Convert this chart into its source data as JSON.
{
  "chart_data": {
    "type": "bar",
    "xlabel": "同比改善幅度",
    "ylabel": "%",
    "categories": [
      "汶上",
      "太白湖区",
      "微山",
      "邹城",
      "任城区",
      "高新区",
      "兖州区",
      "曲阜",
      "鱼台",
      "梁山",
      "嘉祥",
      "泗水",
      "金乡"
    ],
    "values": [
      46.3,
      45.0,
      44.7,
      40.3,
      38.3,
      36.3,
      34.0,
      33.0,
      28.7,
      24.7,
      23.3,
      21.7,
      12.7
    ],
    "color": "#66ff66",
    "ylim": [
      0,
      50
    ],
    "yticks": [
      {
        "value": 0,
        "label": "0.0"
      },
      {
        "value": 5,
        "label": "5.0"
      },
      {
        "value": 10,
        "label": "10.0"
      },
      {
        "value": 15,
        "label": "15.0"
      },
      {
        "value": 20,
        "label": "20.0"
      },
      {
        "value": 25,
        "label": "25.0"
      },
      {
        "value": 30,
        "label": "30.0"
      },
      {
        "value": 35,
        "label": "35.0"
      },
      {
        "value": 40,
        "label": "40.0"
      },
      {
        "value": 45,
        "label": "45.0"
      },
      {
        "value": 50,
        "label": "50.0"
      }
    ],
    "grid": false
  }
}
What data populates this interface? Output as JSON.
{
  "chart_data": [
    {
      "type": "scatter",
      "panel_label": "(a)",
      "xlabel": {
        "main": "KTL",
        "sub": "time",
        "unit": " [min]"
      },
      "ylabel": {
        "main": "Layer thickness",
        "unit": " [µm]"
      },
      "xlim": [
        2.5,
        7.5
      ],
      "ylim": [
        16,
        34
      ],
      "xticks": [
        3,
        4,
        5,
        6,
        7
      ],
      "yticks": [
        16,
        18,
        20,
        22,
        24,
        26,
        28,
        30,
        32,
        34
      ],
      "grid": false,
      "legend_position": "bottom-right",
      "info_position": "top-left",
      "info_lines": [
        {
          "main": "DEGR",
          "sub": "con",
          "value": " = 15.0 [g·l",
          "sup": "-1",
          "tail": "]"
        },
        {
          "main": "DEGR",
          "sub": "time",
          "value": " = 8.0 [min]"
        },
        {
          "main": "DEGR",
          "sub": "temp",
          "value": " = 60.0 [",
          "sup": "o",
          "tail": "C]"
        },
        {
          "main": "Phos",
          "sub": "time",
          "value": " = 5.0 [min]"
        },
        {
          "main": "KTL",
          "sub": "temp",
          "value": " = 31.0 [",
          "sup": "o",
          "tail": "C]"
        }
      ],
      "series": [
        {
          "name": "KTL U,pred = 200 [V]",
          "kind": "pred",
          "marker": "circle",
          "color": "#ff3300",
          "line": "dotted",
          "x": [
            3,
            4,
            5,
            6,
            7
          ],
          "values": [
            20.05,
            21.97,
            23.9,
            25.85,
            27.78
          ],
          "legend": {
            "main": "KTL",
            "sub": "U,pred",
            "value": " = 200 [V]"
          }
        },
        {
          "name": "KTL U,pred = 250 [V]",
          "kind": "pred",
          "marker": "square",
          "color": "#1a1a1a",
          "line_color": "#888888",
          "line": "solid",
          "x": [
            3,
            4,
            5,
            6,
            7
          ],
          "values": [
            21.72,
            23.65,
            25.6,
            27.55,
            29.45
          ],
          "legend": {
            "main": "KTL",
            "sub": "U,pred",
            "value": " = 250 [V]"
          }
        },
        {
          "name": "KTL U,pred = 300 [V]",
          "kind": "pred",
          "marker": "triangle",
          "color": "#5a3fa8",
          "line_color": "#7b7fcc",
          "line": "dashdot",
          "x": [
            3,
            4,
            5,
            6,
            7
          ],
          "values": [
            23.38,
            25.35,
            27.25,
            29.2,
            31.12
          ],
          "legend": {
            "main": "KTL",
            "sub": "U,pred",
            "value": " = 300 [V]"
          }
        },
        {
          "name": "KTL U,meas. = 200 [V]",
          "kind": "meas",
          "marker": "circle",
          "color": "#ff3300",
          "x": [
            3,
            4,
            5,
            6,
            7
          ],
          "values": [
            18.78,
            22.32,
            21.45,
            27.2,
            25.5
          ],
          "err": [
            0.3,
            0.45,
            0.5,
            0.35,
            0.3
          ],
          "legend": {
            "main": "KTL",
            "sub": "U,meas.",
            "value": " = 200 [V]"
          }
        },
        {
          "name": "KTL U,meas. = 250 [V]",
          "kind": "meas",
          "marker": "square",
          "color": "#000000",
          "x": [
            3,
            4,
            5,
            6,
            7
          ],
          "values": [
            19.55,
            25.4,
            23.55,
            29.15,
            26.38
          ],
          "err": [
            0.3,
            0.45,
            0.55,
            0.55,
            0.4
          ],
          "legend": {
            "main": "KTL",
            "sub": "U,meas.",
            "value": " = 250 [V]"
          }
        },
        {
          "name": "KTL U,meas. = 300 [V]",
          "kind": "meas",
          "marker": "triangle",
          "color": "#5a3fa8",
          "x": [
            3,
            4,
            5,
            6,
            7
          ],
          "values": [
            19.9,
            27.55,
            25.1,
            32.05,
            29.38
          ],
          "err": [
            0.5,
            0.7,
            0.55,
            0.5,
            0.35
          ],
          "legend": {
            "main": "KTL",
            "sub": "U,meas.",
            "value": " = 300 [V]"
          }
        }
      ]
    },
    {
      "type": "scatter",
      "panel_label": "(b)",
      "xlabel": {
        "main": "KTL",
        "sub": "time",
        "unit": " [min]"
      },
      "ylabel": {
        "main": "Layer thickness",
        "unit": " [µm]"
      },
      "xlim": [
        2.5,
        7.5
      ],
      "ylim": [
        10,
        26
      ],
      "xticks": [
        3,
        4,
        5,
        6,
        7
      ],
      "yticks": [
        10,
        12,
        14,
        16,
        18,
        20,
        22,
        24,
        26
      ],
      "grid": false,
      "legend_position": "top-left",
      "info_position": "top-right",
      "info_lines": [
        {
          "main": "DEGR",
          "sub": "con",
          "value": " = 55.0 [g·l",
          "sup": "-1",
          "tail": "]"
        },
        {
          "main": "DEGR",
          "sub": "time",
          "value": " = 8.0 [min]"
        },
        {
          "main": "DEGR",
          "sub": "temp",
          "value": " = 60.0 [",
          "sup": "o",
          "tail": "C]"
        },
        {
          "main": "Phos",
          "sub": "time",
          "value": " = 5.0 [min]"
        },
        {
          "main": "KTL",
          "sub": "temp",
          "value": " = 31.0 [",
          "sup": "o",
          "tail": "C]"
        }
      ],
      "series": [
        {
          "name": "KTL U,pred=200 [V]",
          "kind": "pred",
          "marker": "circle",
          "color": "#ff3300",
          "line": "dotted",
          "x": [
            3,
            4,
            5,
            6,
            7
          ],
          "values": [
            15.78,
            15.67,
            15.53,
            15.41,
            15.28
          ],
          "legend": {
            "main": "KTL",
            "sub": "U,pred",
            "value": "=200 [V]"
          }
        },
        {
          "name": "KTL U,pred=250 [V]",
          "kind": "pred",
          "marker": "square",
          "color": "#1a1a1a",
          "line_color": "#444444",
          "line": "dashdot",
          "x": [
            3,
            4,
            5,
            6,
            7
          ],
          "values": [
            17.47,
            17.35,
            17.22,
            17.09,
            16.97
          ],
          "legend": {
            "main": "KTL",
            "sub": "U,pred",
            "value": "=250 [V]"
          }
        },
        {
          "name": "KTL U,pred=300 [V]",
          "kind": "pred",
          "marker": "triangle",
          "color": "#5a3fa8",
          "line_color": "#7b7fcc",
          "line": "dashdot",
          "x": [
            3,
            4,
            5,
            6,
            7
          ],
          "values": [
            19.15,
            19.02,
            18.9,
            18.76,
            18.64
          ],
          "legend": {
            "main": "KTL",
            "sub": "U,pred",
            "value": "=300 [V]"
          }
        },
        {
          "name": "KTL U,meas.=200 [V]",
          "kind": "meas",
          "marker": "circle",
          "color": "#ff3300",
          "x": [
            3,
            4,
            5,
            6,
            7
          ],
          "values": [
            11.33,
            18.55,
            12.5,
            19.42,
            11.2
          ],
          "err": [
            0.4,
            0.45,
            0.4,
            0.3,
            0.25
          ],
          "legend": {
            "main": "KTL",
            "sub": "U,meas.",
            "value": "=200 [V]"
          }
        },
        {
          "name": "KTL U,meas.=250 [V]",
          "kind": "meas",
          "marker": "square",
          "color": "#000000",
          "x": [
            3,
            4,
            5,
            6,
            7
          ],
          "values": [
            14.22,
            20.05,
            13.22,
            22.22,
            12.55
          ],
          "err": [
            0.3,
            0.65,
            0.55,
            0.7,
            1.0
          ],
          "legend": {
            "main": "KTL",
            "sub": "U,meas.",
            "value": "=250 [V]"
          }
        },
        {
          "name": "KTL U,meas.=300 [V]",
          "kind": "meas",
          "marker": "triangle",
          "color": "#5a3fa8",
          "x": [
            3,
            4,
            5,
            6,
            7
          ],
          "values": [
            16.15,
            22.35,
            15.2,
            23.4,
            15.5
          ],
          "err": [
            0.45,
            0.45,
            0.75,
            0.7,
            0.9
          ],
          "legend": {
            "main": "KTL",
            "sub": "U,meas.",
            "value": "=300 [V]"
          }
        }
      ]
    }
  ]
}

#####

> **Objective**: Return only those lines of the records that contain the string "left".

> **Result for this exercise**:
      "info_position": "top-left",
      "legend_position": "top-left",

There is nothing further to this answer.